[Extracted data entries]
§ §
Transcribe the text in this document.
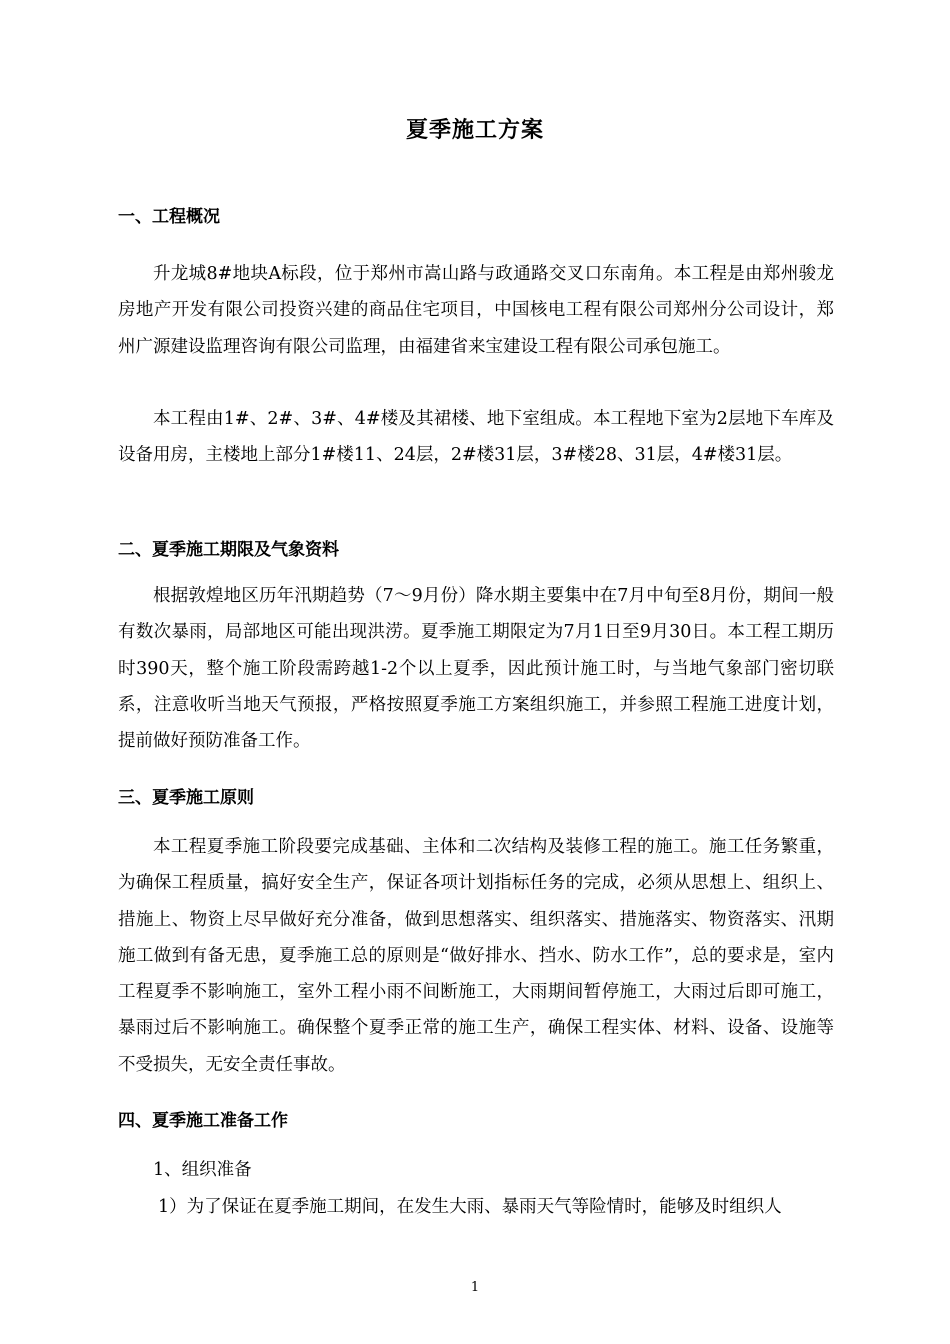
夏季施工方案
一、工程概况

升龙城8#地块A标段，位于郑州市嵩山路与政通路交叉口东南角。本工程是由郑州骏龙房地产开发有限公司投资兴建的商品住宅项目，中国核电工程有限公司郑州分公司设计，郑州广源建设监理咨询有限公司监理，由福建省来宝建设工程有限公司承包施工。

本工程由1#、2#、3#、4#楼及其裙楼、地下室组成。本工程地下室为2层地下车库及设备用房，主楼地上部分1#楼11、24层，2#楼31层，3#楼28、31层，4#楼31层。

二、夏季施工期限及气象资料

根据敦煌地区历年汛期趋势（7～9月份）降水期主要集中在7月中旬至8月份，期间一般有数次暴雨，局部地区可能出现洪涝。夏季施工期限定为7月1日至9月30日。本工程工期历时390天，整个施工阶段需跨越1-2个以上夏季，因此预计施工时，与当地气象部门密切联系，注意收听当地天气预报，严格按照夏季施工方案组织施工，并参照工程施工进度计划，提前做好预防准备工作。

三、夏季施工原则

本工程夏季施工阶段要完成基础、主体和二次结构及装修工程的施工。施工任务繁重，为确保工程质量，搞好安全生产，保证各项计划指标任务的完成，必须从思想上、组织上、措施上、物资上尽早做好充分准备，做到思想落实、组织落实、措施落实、物资落实、汛期施工做到有备无患，夏季施工总的原则是“做好排水、挡水、防水工作”，总的要求是，室内工程夏季不影响施工，室外工程小雨不间断施工，大雨期间暂停施工，大雨过后即可施工，暴雨过后不影响施工。确保整个夏季正常的施工生产，确保工程实体、材料、设备、设施等不受损失，无安全责任事故。

四、夏季施工准备工作

1、组织准备

1）为了保证在夏季施工期间，在发生大雨、暴雨天气等险情时，能够及时组织人

1
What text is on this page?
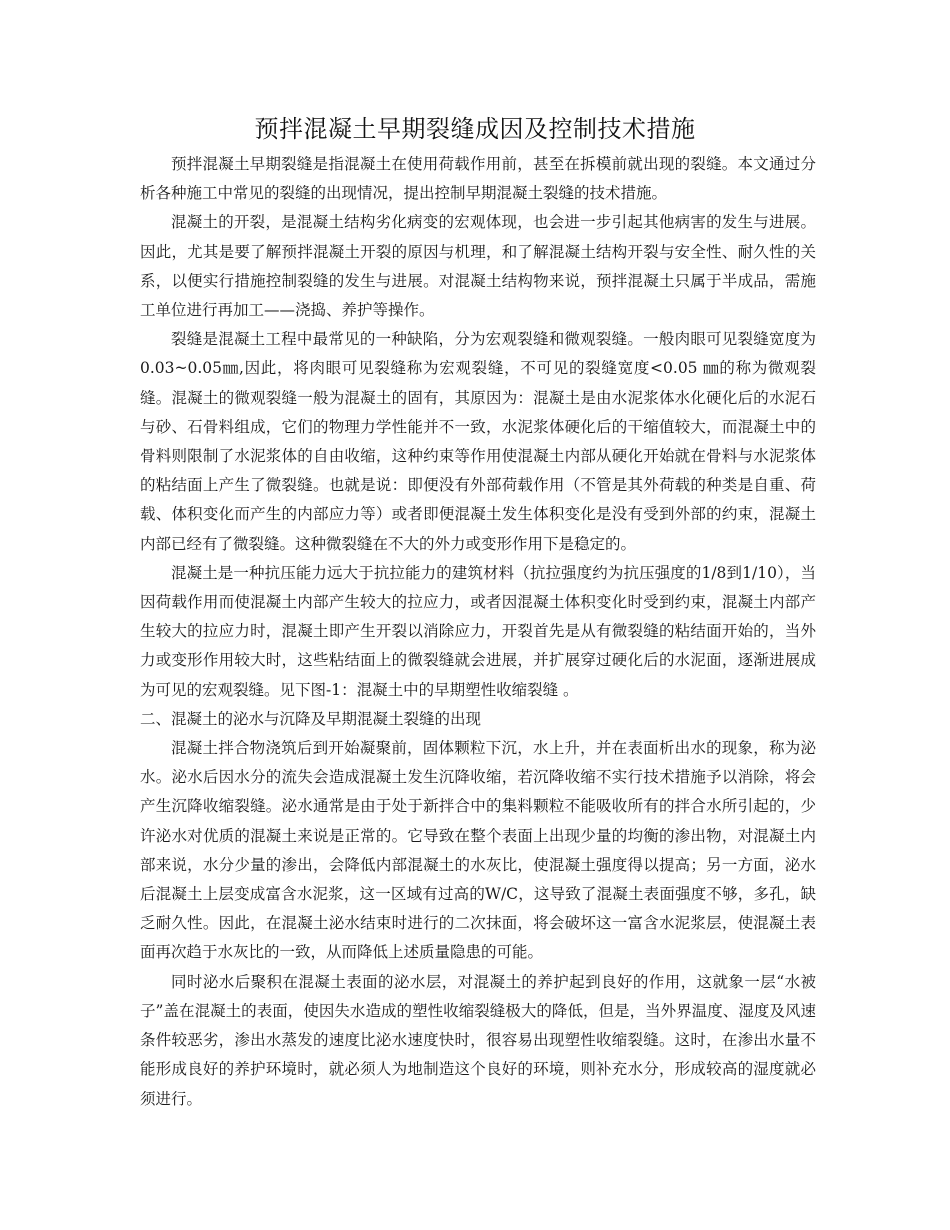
预拌混凝土早期裂缝成因及控制技术措施

预拌混凝土早期裂缝是指混凝土在使用荷载作用前，甚至在拆模前就出现的裂缝。本文通过分析各种施工中常见的裂缝的出现情况，提出控制早期混凝土裂缝的技术措施。

混凝土的开裂，是混凝土结构劣化病变的宏观体现，也会进一步引起其他病害的发生与进展。因此，尤其是要了解预拌混凝土开裂的原因与机理，和了解混凝土结构开裂与安全性、耐久性的关系，以便实行措施控制裂缝的发生与进展。对混凝土结构物来说，预拌混凝土只属于半成品，需施工单位进行再加工——浇捣、养护等操作。

裂缝是混凝土工程中最常见的一种缺陷，分为宏观裂缝和微观裂缝。一般肉眼可见裂缝宽度为0.03~0.05㎜,因此，将肉眼可见裂缝称为宏观裂缝，不可见的裂缝宽度<0.05 ㎜的称为微观裂缝。混凝土的微观裂缝一般为混凝土的固有，其原因为：混凝土是由水泥浆体水化硬化后的水泥石与砂、石骨料组成，它们的物理力学性能并不一致，水泥浆体硬化后的干缩值较大，而混凝土中的骨料则限制了水泥浆体的自由收缩，这种约束等作用使混凝土内部从硬化开始就在骨料与水泥浆体的粘结面上产生了微裂缝。也就是说：即便没有外部荷载作用（不管是其外荷载的种类是自重、荷载、体积变化而产生的内部应力等）或者即便混凝土发生体积变化是没有受到外部的约束，混凝土内部已经有了微裂缝。这种微裂缝在不大的外力或变形作用下是稳定的。

混凝土是一种抗压能力远大于抗拉能力的建筑材料（抗拉强度约为抗压强度的1/8到1/10），当因荷载作用而使混凝土内部产生较大的拉应力，或者因混凝土体积变化时受到约束，混凝土内部产生较大的拉应力时，混凝土即产生开裂以消除应力，开裂首先是从有微裂缝的粘结面开始的，当外力或变形作用较大时，这些粘结面上的微裂缝就会进展，并扩展穿过硬化后的水泥面，逐渐进展成为可见的宏观裂缝。见下图-1：混凝土中的早期塑性收缩裂缝 。

二、混凝土的泌水与沉降及早期混凝土裂缝的出现

混凝土拌合物浇筑后到开始凝聚前，固体颗粒下沉，水上升，并在表面析出水的现象，称为泌水。泌水后因水分的流失会造成混凝土发生沉降收缩，若沉降收缩不实行技术措施予以消除，将会产生沉降收缩裂缝。泌水通常是由于处于新拌合中的集料颗粒不能吸收所有的拌合水所引起的，少许泌水对优质的混凝土来说是正常的。它导致在整个表面上出现少量的均衡的渗出物，对混凝土内部来说，水分少量的渗出，会降低内部混凝土的水灰比，使混凝土强度得以提高；另一方面，泌水后混凝土上层变成富含水泥浆，这一区域有过高的W/C，这导致了混凝土表面强度不够，多孔，缺乏耐久性。因此，在混凝土泌水结束时进行的二次抹面，将会破坏这一富含水泥浆层，使混凝土表面再次趋于水灰比的一致，从而降低上述质量隐患的可能。

同时泌水后聚积在混凝土表面的泌水层，对混凝土的养护起到良好的作用，这就象一层“水被子”盖在混凝土的表面，使因失水造成的塑性收缩裂缝极大的降低，但是，当外界温度、湿度及风速条件较恶劣，渗出水蒸发的速度比泌水速度快时，很容易出现塑性收缩裂缝。这时，在渗出水量不能形成良好的养护环境时，就必须人为地制造这个良好的环境，则补充水分，形成较高的湿度就必须进行。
§ §
- [TASK]:
Transcribe the records verbatim and omit the images.

- [ANSWER]:
Transcribe the text in this document.
夏季施工方案
一、工程概况

升龙城8#地块A标段，位于郑州市嵩山路与政通路交叉口东南角。本工程是由郑州骏龙房地产开发有限公司投资兴建的商品住宅项目，中国核电工程有限公司郑州分公司设计，郑州广源建设监理咨询有限公司监理，由福建省来宝建设工程有限公司承包施工。

本工程由1#、2#、3#、4#楼及其裙楼、地下室组成。本工程地下室为2层地下车库及设备用房，主楼地上部分1#楼11、24层，2#楼31层，3#楼28、31层，4#楼31层。

二、夏季施工期限及气象资料

根据敦煌地区历年汛期趋势（7～9月份）降水期主要集中在7月中旬至8月份，期间一般有数次暴雨，局部地区可能出现洪涝。夏季施工期限定为7月1日至9月30日。本工程工期历时390天，整个施工阶段需跨越1-2个以上夏季，因此预计施工时，与当地气象部门密切联系，注意收听当地天气预报，严格按照夏季施工方案组织施工，并参照工程施工进度计划，提前做好预防准备工作。

三、夏季施工原则

本工程夏季施工阶段要完成基础、主体和二次结构及装修工程的施工。施工任务繁重，为确保工程质量，搞好安全生产，保证各项计划指标任务的完成，必须从思想上、组织上、措施上、物资上尽早做好充分准备，做到思想落实、组织落实、措施落实、物资落实、汛期施工做到有备无患，夏季施工总的原则是“做好排水、挡水、防水工作”，总的要求是，室内工程夏季不影响施工，室外工程小雨不间断施工，大雨期间暂停施工，大雨过后即可施工，暴雨过后不影响施工。确保整个夏季正常的施工生产，确保工程实体、材料、设备、设施等不受损失，无安全责任事故。

四、夏季施工准备工作

1、组织准备

1）为了保证在夏季施工期间，在发生大雨、暴雨天气等险情时，能够及时组织人

1
What text is on this page?
预拌混凝土早期裂缝成因及控制技术措施

预拌混凝土早期裂缝是指混凝土在使用荷载作用前，甚至在拆模前就出现的裂缝。本文通过分析各种施工中常见的裂缝的出现情况，提出控制早期混凝土裂缝的技术措施。

混凝土的开裂，是混凝土结构劣化病变的宏观体现，也会进一步引起其他病害的发生与进展。因此，尤其是要了解预拌混凝土开裂的原因与机理，和了解混凝土结构开裂与安全性、耐久性的关系，以便实行措施控制裂缝的发生与进展。对混凝土结构物来说，预拌混凝土只属于半成品，需施工单位进行再加工——浇捣、养护等操作。

裂缝是混凝土工程中最常见的一种缺陷，分为宏观裂缝和微观裂缝。一般肉眼可见裂缝宽度为0.03~0.05㎜,因此，将肉眼可见裂缝称为宏观裂缝，不可见的裂缝宽度<0.05 ㎜的称为微观裂缝。混凝土的微观裂缝一般为混凝土的固有，其原因为：混凝土是由水泥浆体水化硬化后的水泥石与砂、石骨料组成，它们的物理力学性能并不一致，水泥浆体硬化后的干缩值较大，而混凝土中的骨料则限制了水泥浆体的自由收缩，这种约束等作用使混凝土内部从硬化开始就在骨料与水泥浆体的粘结面上产生了微裂缝。也就是说：即便没有外部荷载作用（不管是其外荷载的种类是自重、荷载、体积变化而产生的内部应力等）或者即便混凝土发生体积变化是没有受到外部的约束，混凝土内部已经有了微裂缝。这种微裂缝在不大的外力或变形作用下是稳定的。

混凝土是一种抗压能力远大于抗拉能力的建筑材料（抗拉强度约为抗压强度的1/8到1/10），当因荷载作用而使混凝土内部产生较大的拉应力，或者因混凝土体积变化时受到约束，混凝土内部产生较大的拉应力时，混凝土即产生开裂以消除应力，开裂首先是从有微裂缝的粘结面开始的，当外力或变形作用较大时，这些粘结面上的微裂缝就会进展，并扩展穿过硬化后的水泥面，逐渐进展成为可见的宏观裂缝。见下图-1：混凝土中的早期塑性收缩裂缝 。

二、混凝土的泌水与沉降及早期混凝土裂缝的出现

混凝土拌合物浇筑后到开始凝聚前，固体颗粒下沉，水上升，并在表面析出水的现象，称为泌水。泌水后因水分的流失会造成混凝土发生沉降收缩，若沉降收缩不实行技术措施予以消除，将会产生沉降收缩裂缝。泌水通常是由于处于新拌合中的集料颗粒不能吸收所有的拌合水所引起的，少许泌水对优质的混凝土来说是正常的。它导致在整个表面上出现少量的均衡的渗出物，对混凝土内部来说，水分少量的渗出，会降低内部混凝土的水灰比，使混凝土强度得以提高；另一方面，泌水后混凝土上层变成富含水泥浆，这一区域有过高的W/C，这导致了混凝土表面强度不够，多孔，缺乏耐久性。因此，在混凝土泌水结束时进行的二次抹面，将会破坏这一富含水泥浆层，使混凝土表面再次趋于水灰比的一致，从而降低上述质量隐患的可能。

同时泌水后聚积在混凝土表面的泌水层，对混凝土的养护起到良好的作用，这就象一层“水被子”盖在混凝土的表面，使因失水造成的塑性收缩裂缝极大的降低，但是，当外界温度、湿度及风速条件较恶劣，渗出水蒸发的速度比泌水速度快时，很容易出现塑性收缩裂缝。这时，在渗出水量不能形成良好的养护环境时，就必须人为地制造这个良好的环境，则补充水分，形成较高的湿度就必须进行。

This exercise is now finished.